_EXERCISE REQUIREMENTS_
Write out the listing below from the line containing "Parse this screenshot: output" to its last line, unaltered, ends included.
··· THE RECORDS
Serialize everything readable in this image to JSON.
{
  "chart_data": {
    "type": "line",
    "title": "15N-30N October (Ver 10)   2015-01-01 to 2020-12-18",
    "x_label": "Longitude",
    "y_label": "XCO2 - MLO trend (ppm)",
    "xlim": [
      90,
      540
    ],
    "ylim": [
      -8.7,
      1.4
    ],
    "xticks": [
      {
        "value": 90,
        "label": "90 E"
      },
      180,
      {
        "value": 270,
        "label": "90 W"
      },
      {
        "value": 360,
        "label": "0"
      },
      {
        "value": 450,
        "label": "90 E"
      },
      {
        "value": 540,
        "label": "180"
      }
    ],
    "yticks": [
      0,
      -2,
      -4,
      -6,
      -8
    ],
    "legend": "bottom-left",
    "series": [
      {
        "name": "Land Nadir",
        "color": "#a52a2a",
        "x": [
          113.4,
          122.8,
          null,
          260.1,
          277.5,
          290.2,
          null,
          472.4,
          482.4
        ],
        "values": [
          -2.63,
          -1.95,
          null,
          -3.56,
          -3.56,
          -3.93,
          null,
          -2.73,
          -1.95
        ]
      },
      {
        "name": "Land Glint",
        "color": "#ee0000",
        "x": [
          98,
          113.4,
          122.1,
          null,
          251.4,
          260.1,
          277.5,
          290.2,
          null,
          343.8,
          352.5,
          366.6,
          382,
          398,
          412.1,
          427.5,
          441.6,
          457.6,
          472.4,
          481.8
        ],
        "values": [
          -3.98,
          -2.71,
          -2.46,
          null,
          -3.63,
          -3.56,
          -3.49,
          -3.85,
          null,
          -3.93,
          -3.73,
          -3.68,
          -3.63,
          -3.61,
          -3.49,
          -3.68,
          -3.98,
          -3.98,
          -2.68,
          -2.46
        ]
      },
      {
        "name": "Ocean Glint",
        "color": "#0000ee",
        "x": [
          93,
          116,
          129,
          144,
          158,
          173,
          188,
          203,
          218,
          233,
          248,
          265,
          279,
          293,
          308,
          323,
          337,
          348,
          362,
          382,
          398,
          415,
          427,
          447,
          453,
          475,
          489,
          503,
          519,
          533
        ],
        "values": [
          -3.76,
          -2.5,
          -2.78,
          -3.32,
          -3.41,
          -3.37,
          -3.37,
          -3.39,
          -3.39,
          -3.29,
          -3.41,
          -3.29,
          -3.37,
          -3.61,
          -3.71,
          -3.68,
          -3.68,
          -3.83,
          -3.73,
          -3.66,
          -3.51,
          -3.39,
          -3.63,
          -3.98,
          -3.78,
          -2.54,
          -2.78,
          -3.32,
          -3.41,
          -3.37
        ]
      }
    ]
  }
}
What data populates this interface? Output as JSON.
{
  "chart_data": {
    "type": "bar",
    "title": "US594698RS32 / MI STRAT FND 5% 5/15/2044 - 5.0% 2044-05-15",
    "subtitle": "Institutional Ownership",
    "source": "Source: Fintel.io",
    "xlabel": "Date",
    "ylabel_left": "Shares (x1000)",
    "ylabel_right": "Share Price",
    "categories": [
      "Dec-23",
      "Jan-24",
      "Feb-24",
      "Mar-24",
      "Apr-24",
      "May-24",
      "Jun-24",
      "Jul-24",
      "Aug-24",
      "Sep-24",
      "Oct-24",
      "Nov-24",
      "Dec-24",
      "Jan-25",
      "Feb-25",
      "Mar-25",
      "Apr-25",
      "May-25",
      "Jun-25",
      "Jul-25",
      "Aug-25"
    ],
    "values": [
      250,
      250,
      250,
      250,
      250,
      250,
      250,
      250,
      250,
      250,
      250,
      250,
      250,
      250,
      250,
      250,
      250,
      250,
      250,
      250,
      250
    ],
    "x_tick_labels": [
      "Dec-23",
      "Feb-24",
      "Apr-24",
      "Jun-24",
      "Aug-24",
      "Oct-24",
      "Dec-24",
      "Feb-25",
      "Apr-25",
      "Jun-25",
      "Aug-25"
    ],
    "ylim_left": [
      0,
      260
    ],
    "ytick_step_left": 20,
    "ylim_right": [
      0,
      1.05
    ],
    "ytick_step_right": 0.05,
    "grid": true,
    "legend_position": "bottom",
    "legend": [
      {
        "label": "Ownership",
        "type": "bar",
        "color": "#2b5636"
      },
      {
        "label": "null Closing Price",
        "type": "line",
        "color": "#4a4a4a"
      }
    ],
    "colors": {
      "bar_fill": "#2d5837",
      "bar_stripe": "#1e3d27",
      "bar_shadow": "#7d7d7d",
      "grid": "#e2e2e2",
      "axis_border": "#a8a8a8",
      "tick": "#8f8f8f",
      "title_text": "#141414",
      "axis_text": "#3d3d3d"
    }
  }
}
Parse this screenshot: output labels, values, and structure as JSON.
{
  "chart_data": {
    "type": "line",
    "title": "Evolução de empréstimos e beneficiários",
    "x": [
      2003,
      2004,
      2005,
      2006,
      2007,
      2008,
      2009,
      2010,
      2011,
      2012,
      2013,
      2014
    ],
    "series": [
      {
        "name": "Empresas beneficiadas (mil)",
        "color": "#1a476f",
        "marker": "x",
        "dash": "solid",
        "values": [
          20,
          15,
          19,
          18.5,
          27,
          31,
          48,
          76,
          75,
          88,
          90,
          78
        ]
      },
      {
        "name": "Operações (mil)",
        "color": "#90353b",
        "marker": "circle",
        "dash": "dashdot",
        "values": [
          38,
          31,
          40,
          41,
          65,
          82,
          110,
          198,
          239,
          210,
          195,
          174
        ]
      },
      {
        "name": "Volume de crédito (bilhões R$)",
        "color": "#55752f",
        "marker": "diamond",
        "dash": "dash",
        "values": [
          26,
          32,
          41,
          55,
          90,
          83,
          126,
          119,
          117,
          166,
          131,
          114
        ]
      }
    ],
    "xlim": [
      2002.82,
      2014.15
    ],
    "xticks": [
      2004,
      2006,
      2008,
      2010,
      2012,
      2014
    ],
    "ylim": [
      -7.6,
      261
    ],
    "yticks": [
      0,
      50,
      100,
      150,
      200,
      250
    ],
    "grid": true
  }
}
······
_RESULT OF THIS TASK_
Parse this screenshot: output labels, values, and structure as JSON.
{
  "chart_data": {
    "type": "line",
    "title": "Evolução de empréstimos e beneficiários",
    "x": [
      2003,
      2004,
      2005,
      2006,
      2007,
      2008,
      2009,
      2010,
      2011,
      2012,
      2013,
      2014
    ],
    "series": [
      {
        "name": "Empresas beneficiadas (mil)",
        "color": "#1a476f",
        "marker": "x",
        "dash": "solid",
        "values": [
          20,
          15,
          19,
          18.5,
          27,
          31,
          48,
          76,
          75,
          88,
          90,
          78
        ]
      },
      {
        "name": "Operações (mil)",
        "color": "#90353b",
        "marker": "circle",
        "dash": "dashdot",
        "values": [
          38,
          31,
          40,
          41,
          65,
          82,
          110,
          198,
          239,
          210,
          195,
          174
        ]
      },
      {
        "name": "Volume de crédito (bilhões R$)",
        "color": "#55752f",
        "marker": "diamond",
        "dash": "dash",
        "values": [
          26,
          32,
          41,
          55,
          90,
          83,
          126,
          119,
          117,
          166,
          131,
          114
        ]
      }
    ],
    "xlim": [
      2002.82,
      2014.15
    ],
    "xticks": [
      2004,
      2006,
      2008,
      2010,
      2012,
      2014
    ],
    "ylim": [
      -7.6,
      261
    ],
    "yticks": [
      0,
      50,
      100,
      150,
      200,
      250
    ],
    "grid": true
  }
}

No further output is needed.